_Aim of the exercise_:
I would like you to print all the records below exactly as they are.

----- Records supplied -----

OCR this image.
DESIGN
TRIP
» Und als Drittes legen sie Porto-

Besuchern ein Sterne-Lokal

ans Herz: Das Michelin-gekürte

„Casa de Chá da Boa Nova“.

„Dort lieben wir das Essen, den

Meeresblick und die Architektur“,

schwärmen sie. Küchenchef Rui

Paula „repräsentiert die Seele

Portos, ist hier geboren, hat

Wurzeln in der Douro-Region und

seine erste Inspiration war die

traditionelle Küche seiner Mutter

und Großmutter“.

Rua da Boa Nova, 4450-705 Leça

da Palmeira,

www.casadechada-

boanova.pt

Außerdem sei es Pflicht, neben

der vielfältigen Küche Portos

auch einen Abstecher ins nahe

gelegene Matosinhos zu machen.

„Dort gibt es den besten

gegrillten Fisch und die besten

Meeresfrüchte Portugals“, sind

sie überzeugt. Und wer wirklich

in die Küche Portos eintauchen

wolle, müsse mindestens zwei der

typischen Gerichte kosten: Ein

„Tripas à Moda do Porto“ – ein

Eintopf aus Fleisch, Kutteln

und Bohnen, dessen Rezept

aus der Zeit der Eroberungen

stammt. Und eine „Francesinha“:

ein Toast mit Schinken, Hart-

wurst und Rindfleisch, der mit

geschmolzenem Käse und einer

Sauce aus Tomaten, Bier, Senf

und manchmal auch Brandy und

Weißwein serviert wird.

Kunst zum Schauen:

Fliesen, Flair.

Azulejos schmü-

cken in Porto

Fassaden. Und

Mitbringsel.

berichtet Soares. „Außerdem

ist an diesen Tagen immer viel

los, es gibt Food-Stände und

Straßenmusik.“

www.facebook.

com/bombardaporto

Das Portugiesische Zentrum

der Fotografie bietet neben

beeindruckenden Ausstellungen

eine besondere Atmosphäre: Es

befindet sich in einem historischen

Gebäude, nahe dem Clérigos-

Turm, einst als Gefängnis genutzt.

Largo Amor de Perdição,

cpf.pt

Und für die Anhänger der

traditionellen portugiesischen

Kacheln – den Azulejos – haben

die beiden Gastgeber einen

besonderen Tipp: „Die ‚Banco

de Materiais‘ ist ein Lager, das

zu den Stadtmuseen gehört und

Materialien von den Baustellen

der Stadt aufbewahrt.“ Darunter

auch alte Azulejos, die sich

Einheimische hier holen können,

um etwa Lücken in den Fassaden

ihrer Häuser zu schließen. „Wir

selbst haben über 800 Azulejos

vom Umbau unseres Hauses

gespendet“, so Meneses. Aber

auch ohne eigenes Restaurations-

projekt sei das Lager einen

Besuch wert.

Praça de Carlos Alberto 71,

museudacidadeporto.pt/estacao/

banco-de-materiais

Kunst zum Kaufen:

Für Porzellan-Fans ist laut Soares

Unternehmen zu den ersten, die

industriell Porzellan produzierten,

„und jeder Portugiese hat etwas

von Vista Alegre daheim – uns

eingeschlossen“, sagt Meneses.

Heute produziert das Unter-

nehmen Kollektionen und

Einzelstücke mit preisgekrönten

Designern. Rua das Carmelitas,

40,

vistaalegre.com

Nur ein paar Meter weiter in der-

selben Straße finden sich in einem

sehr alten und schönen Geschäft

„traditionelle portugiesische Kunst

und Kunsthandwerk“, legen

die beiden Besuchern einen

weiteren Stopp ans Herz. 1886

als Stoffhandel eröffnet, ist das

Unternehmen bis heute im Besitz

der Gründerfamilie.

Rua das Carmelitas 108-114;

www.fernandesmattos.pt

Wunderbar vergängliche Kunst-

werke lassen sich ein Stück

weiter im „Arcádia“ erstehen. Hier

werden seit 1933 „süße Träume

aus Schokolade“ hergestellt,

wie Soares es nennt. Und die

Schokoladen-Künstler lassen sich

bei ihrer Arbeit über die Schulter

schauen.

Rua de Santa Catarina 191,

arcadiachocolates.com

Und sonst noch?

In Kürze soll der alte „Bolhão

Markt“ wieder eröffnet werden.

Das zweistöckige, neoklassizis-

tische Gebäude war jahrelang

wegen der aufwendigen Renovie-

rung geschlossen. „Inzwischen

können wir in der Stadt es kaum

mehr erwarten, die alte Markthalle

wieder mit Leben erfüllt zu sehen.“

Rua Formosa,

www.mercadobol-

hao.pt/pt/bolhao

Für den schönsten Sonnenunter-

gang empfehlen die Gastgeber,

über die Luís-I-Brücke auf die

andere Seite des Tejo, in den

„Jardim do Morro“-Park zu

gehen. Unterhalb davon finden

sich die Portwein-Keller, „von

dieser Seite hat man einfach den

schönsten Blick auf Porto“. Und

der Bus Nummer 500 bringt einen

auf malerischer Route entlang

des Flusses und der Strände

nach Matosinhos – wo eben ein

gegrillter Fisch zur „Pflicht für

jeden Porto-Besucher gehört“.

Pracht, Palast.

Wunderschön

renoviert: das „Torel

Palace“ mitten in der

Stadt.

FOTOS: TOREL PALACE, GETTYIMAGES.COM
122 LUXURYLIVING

-----

_Solution_:
OCR this image.
DESIGN
TRIP
» Und als Drittes legen sie Porto-

Besuchern ein Sterne-Lokal

ans Herz: Das Michelin-gekürte

„Casa de Chá da Boa Nova“.

„Dort lieben wir das Essen, den

Meeresblick und die Architektur“,

schwärmen sie. Küchenchef Rui

Paula „repräsentiert die Seele

Portos, ist hier geboren, hat

Wurzeln in der Douro-Region und

seine erste Inspiration war die

traditionelle Küche seiner Mutter

und Großmutter“.

Rua da Boa Nova, 4450-705 Leça

da Palmeira,

www.casadechada-

boanova.pt

Außerdem sei es Pflicht, neben

der vielfältigen Küche Portos

auch einen Abstecher ins nahe

gelegene Matosinhos zu machen.

„Dort gibt es den besten

gegrillten Fisch und die besten

Meeresfrüchte Portugals“, sind

sie überzeugt. Und wer wirklich

in die Küche Portos eintauchen

wolle, müsse mindestens zwei der

typischen Gerichte kosten: Ein

„Tripas à Moda do Porto“ – ein

Eintopf aus Fleisch, Kutteln

und Bohnen, dessen Rezept

aus der Zeit der Eroberungen

stammt. Und eine „Francesinha“:

ein Toast mit Schinken, Hart-

wurst und Rindfleisch, der mit

geschmolzenem Käse und einer

Sauce aus Tomaten, Bier, Senf

und manchmal auch Brandy und

Weißwein serviert wird.

Kunst zum Schauen:

Fliesen, Flair.

Azulejos schmü-

cken in Porto

Fassaden. Und

Mitbringsel.

berichtet Soares. „Außerdem

ist an diesen Tagen immer viel

los, es gibt Food-Stände und

Straßenmusik.“

www.facebook.

com/bombardaporto

Das Portugiesische Zentrum

der Fotografie bietet neben

beeindruckenden Ausstellungen

eine besondere Atmosphäre: Es

befindet sich in einem historischen

Gebäude, nahe dem Clérigos-

Turm, einst als Gefängnis genutzt.

Largo Amor de Perdição,

cpf.pt

Und für die Anhänger der

traditionellen portugiesischen

Kacheln – den Azulejos – haben

die beiden Gastgeber einen

besonderen Tipp: „Die ‚Banco

de Materiais‘ ist ein Lager, das

zu den Stadtmuseen gehört und

Materialien von den Baustellen

der Stadt aufbewahrt.“ Darunter

auch alte Azulejos, die sich

Einheimische hier holen können,

um etwa Lücken in den Fassaden

ihrer Häuser zu schließen. „Wir

selbst haben über 800 Azulejos

vom Umbau unseres Hauses

gespendet“, so Meneses. Aber

auch ohne eigenes Restaurations-

projekt sei das Lager einen

Besuch wert.

Praça de Carlos Alberto 71,

museudacidadeporto.pt/estacao/

banco-de-materiais

Kunst zum Kaufen:

Für Porzellan-Fans ist laut Soares

Unternehmen zu den ersten, die

industriell Porzellan produzierten,

„und jeder Portugiese hat etwas

von Vista Alegre daheim – uns

eingeschlossen“, sagt Meneses.

Heute produziert das Unter-

nehmen Kollektionen und

Einzelstücke mit preisgekrönten

Designern. Rua das Carmelitas,

40,

vistaalegre.com

Nur ein paar Meter weiter in der-

selben Straße finden sich in einem

sehr alten und schönen Geschäft

„traditionelle portugiesische Kunst

und Kunsthandwerk“, legen

die beiden Besuchern einen

weiteren Stopp ans Herz. 1886

als Stoffhandel eröffnet, ist das

Unternehmen bis heute im Besitz

der Gründerfamilie.

Rua das Carmelitas 108-114;

www.fernandesmattos.pt

Wunderbar vergängliche Kunst-

werke lassen sich ein Stück

weiter im „Arcádia“ erstehen. Hier

werden seit 1933 „süße Träume

aus Schokolade“ hergestellt,

wie Soares es nennt. Und die

Schokoladen-Künstler lassen sich

bei ihrer Arbeit über die Schulter

schauen.

Rua de Santa Catarina 191,

arcadiachocolates.com

Und sonst noch?

In Kürze soll der alte „Bolhão

Markt“ wieder eröffnet werden.

Das zweistöckige, neoklassizis-

tische Gebäude war jahrelang

wegen der aufwendigen Renovie-

rung geschlossen. „Inzwischen

können wir in der Stadt es kaum

mehr erwarten, die alte Markthalle

wieder mit Leben erfüllt zu sehen.“

Rua Formosa,

www.mercadobol-

hao.pt/pt/bolhao

Für den schönsten Sonnenunter-

gang empfehlen die Gastgeber,

über die Luís-I-Brücke auf die

andere Seite des Tejo, in den

„Jardim do Morro“-Park zu

gehen. Unterhalb davon finden

sich die Portwein-Keller, „von

dieser Seite hat man einfach den

schönsten Blick auf Porto“. Und

der Bus Nummer 500 bringt einen

auf malerischer Route entlang

des Flusses und der Strände

nach Matosinhos – wo eben ein

gegrillter Fisch zur „Pflicht für

jeden Porto-Besucher gehört“.

Pracht, Palast.

Wunderschön

renoviert: das „Torel

Palace“ mitten in der

Stadt.

FOTOS: TOREL PALACE, GETTYIMAGES.COM
122 LUXURYLIVING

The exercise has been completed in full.